**Stated goal**: Gather each line containing the string "จำนวนเง" from these entries.
-- BEGIN Extracted entries --
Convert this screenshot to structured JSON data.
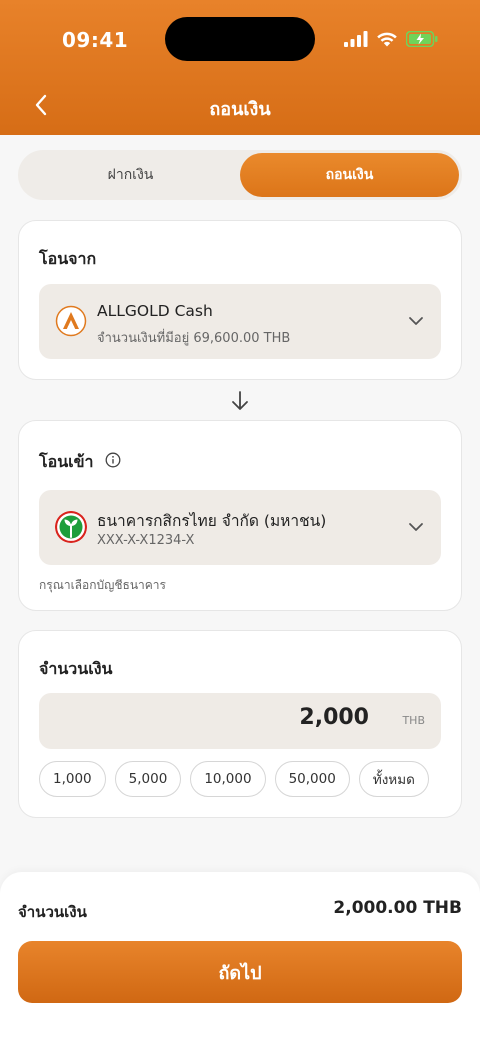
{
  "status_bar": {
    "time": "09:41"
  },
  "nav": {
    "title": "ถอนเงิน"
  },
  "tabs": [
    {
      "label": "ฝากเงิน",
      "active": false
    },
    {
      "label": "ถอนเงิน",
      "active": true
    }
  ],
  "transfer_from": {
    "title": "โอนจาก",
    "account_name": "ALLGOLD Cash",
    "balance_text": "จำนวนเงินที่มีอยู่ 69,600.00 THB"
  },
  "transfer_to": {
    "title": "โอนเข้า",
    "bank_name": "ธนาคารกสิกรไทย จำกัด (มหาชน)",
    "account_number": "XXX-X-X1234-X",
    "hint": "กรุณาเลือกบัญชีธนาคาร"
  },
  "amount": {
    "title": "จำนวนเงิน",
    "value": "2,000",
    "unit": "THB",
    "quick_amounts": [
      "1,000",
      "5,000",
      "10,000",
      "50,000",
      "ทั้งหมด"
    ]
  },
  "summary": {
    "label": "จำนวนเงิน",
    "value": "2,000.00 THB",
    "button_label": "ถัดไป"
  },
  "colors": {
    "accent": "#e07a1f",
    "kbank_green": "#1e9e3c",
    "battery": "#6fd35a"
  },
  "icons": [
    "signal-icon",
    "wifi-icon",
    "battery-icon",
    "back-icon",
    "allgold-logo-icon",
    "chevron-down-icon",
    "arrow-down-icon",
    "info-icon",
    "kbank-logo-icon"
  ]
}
-- END Extracted entries --
-- BEGIN Extracted entries --
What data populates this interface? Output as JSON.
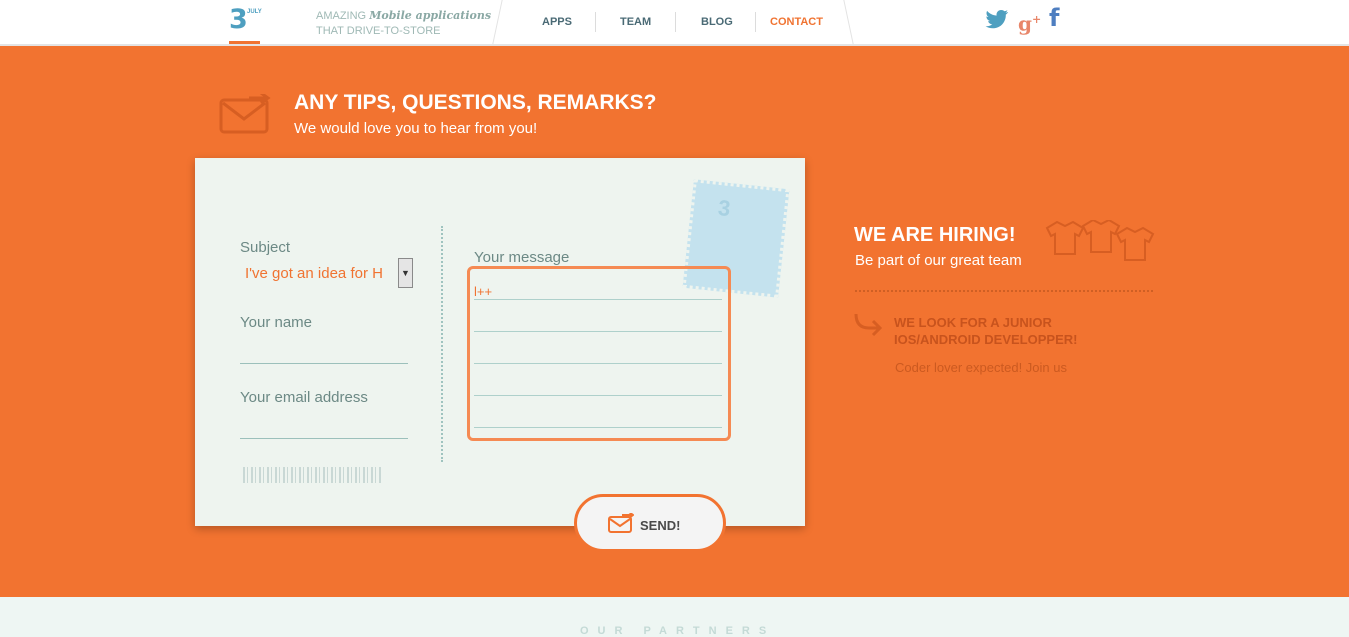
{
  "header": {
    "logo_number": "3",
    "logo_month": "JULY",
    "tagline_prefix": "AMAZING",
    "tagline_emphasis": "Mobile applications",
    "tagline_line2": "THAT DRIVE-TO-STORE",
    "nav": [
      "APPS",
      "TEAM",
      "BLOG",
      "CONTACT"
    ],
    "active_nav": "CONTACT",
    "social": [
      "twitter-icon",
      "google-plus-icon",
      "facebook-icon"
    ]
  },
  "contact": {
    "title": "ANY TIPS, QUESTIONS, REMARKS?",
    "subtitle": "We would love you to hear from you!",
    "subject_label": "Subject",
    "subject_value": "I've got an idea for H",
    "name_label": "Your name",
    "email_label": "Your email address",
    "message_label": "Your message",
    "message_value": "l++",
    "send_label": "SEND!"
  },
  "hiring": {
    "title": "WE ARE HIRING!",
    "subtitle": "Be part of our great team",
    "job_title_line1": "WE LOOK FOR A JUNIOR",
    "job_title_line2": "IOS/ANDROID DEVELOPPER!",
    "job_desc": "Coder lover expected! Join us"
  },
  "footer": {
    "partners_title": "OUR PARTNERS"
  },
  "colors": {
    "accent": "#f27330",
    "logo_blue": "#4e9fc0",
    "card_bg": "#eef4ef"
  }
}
-- END Extracted entries --
-- BEGIN Extracted entries --
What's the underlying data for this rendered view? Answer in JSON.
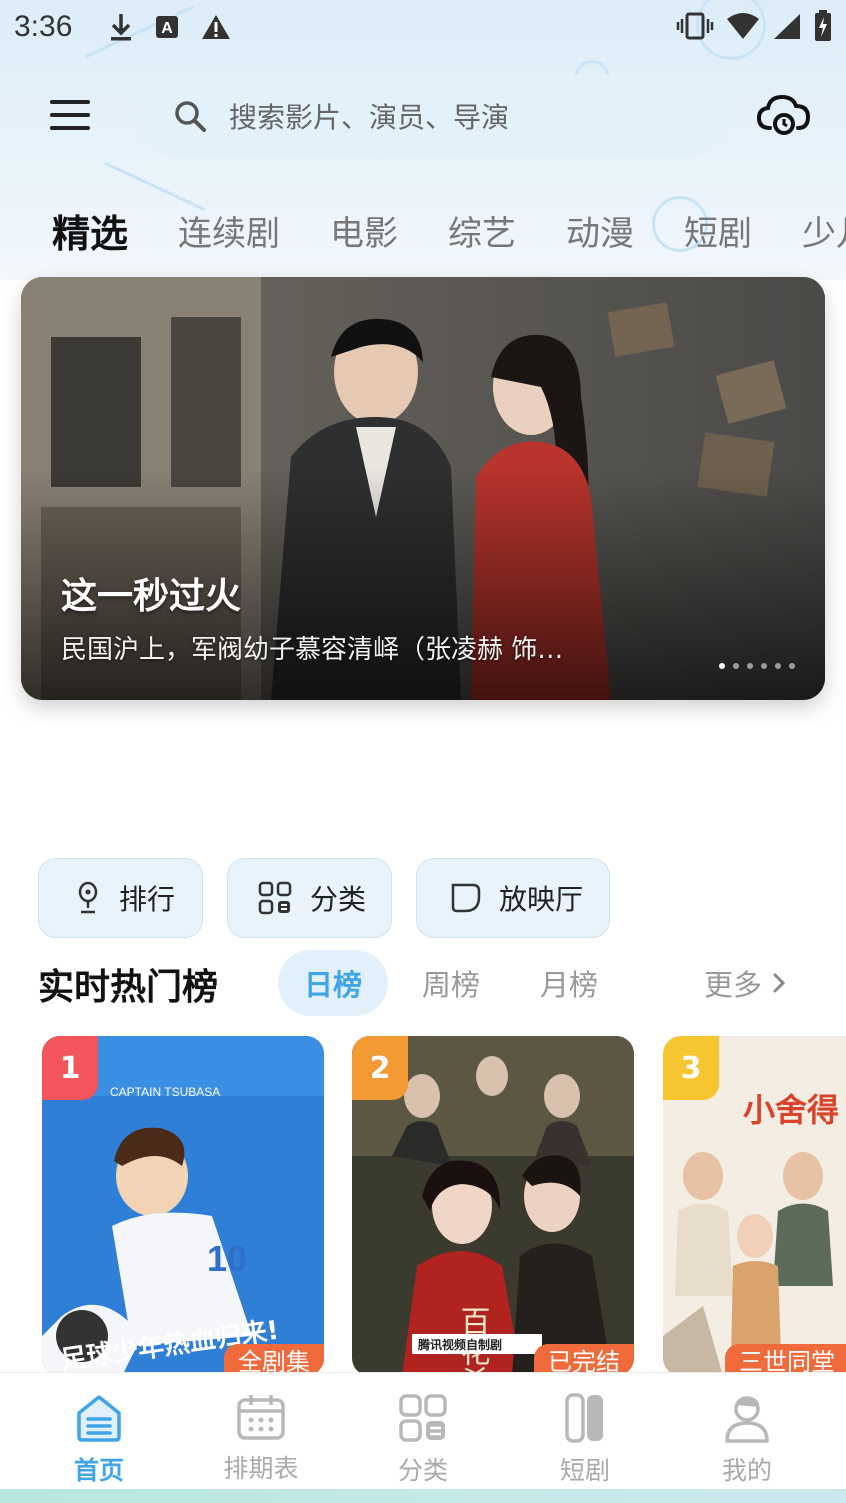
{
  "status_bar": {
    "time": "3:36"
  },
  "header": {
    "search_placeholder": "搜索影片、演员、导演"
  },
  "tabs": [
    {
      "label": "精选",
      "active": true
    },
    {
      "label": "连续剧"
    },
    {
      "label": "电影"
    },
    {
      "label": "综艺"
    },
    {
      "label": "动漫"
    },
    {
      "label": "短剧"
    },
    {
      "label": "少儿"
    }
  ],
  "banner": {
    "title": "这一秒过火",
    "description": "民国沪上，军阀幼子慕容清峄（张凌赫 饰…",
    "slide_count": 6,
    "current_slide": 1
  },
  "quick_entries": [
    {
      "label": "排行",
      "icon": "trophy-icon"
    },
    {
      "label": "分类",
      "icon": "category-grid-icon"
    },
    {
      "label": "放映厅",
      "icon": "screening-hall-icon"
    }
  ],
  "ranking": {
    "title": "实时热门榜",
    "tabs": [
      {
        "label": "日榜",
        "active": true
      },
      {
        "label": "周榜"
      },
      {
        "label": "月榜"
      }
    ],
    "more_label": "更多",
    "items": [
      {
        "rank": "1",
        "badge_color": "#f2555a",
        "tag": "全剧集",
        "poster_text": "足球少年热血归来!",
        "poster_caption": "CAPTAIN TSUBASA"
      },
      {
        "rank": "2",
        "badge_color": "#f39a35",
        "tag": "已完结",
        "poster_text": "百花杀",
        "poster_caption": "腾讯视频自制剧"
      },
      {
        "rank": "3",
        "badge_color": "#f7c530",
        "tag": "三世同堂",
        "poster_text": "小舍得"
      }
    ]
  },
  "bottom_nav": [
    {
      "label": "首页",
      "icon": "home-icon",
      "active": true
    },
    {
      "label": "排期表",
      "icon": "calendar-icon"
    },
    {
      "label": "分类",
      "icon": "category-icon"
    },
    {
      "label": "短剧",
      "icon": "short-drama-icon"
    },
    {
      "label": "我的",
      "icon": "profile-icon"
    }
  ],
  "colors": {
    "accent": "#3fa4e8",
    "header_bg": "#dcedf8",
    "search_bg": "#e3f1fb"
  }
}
-- END Extracted entries --
**Worked solution**:
    "balance_text": "จำนวนเงินที่มีอยู่ 69,600.00 THB"
    "title": "จำนวนเงิน",
    "label": "จำนวนเงิน",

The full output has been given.